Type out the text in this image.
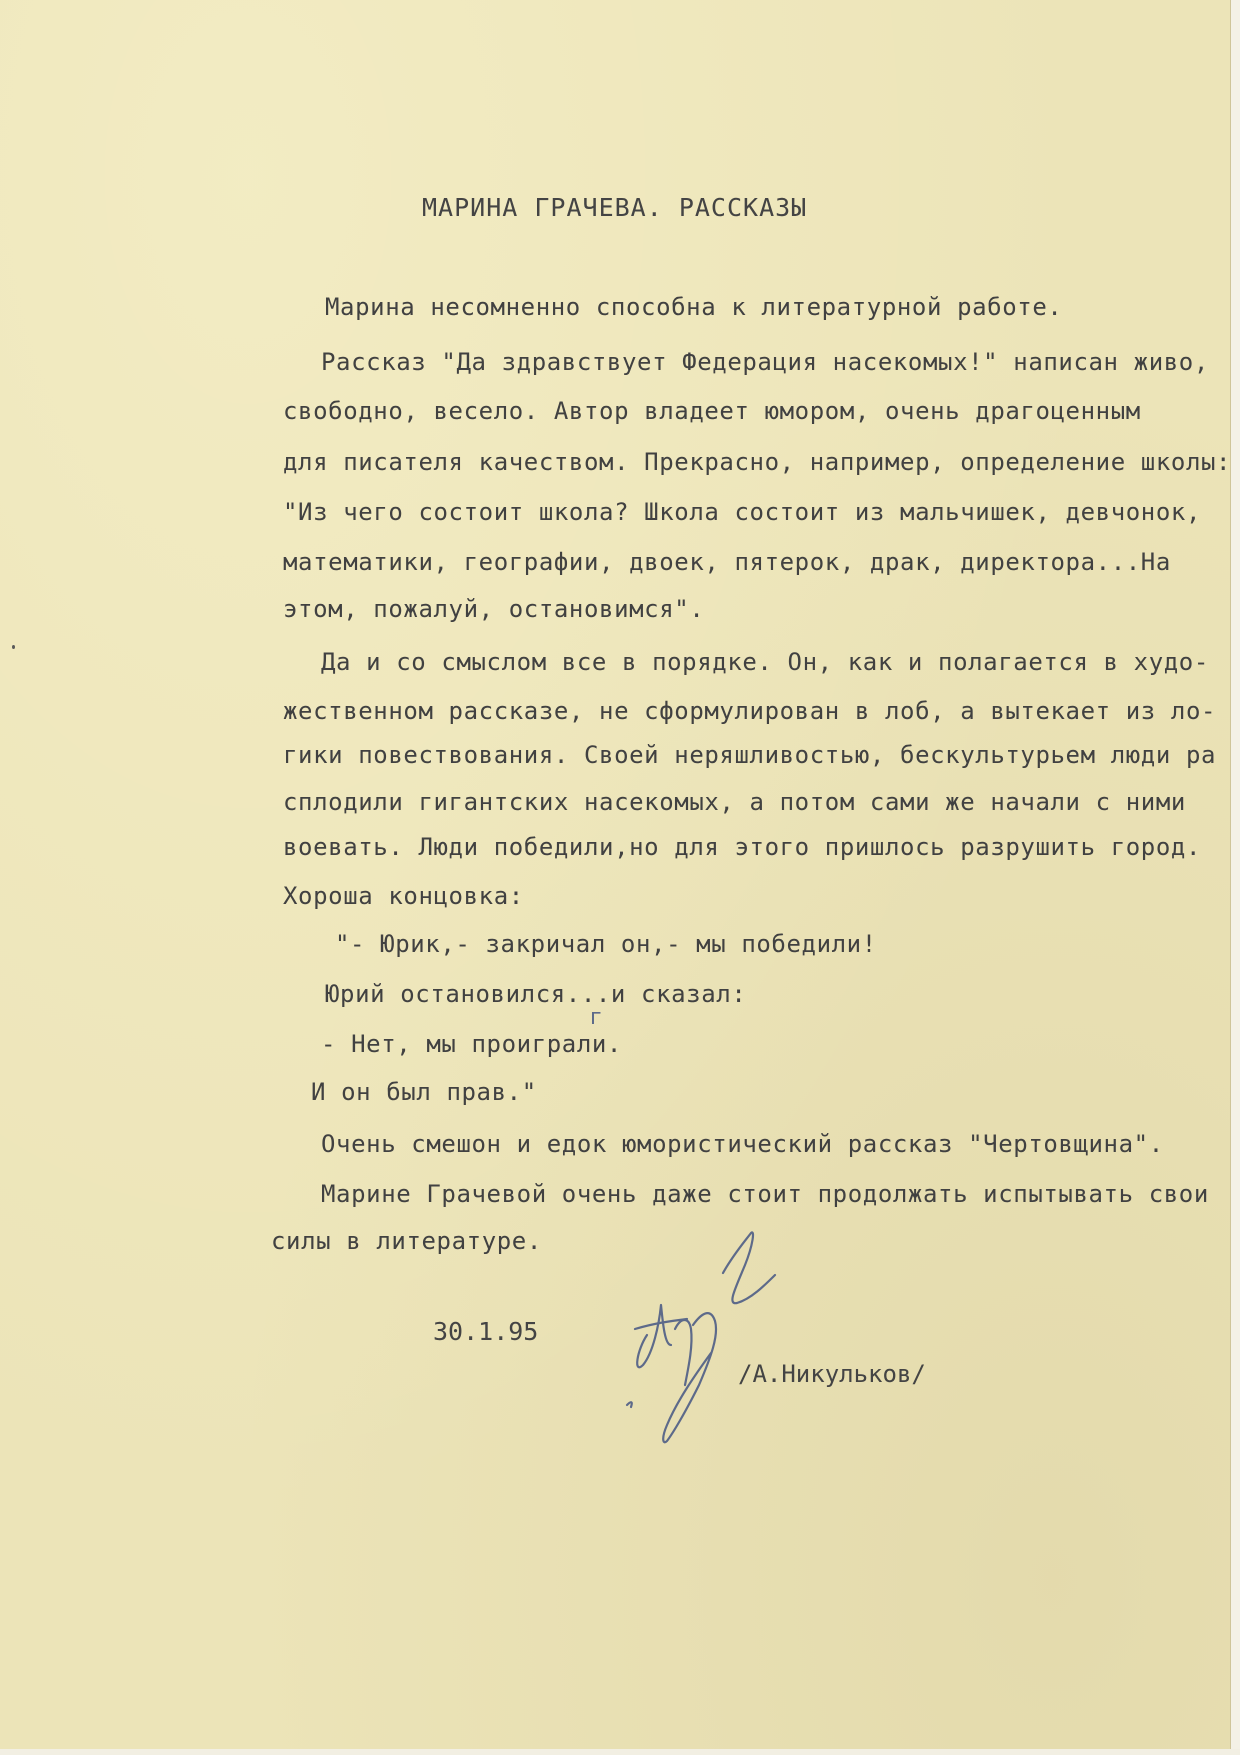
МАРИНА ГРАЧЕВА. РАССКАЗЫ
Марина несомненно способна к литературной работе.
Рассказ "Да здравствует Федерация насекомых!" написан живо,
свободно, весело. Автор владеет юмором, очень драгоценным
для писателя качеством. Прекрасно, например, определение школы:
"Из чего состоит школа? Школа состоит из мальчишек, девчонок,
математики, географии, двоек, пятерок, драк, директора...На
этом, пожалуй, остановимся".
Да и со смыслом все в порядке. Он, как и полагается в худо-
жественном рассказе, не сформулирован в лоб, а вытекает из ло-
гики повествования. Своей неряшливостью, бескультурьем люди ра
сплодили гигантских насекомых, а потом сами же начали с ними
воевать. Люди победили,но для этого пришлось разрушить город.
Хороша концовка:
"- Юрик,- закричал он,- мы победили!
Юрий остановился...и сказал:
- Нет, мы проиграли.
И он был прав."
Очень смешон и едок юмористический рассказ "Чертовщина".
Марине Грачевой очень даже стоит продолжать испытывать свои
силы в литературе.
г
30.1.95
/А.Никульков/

....................

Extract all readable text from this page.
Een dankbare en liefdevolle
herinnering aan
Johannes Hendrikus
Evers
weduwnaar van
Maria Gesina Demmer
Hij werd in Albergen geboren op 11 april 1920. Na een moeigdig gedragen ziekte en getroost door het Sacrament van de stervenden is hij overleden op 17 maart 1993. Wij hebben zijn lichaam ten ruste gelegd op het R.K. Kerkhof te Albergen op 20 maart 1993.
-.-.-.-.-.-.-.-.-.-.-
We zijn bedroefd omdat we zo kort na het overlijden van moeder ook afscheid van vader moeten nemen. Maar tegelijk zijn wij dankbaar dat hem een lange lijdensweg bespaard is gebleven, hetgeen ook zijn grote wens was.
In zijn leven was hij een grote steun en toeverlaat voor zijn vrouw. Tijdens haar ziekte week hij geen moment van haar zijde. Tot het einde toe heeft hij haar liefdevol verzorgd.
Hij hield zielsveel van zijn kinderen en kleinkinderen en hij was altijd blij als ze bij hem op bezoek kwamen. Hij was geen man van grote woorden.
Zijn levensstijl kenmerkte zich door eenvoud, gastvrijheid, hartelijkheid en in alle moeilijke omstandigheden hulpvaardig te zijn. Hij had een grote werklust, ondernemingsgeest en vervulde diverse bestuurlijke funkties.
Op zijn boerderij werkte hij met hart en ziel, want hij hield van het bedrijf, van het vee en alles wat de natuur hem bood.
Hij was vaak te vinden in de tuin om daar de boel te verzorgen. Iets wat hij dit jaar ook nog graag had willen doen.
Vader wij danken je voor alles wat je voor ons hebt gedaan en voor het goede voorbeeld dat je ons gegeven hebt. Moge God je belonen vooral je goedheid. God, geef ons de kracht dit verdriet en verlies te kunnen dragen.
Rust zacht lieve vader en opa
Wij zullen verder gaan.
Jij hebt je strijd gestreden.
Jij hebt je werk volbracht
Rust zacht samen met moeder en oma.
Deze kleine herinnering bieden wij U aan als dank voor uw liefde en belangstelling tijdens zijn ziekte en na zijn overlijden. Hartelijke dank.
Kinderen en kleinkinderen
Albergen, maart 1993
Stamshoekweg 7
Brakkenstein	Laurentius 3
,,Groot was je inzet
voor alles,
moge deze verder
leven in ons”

....................

Description of the task: Tell how many lines in the records above contain "zacht", giving the number and no other words.

Complete answer: 2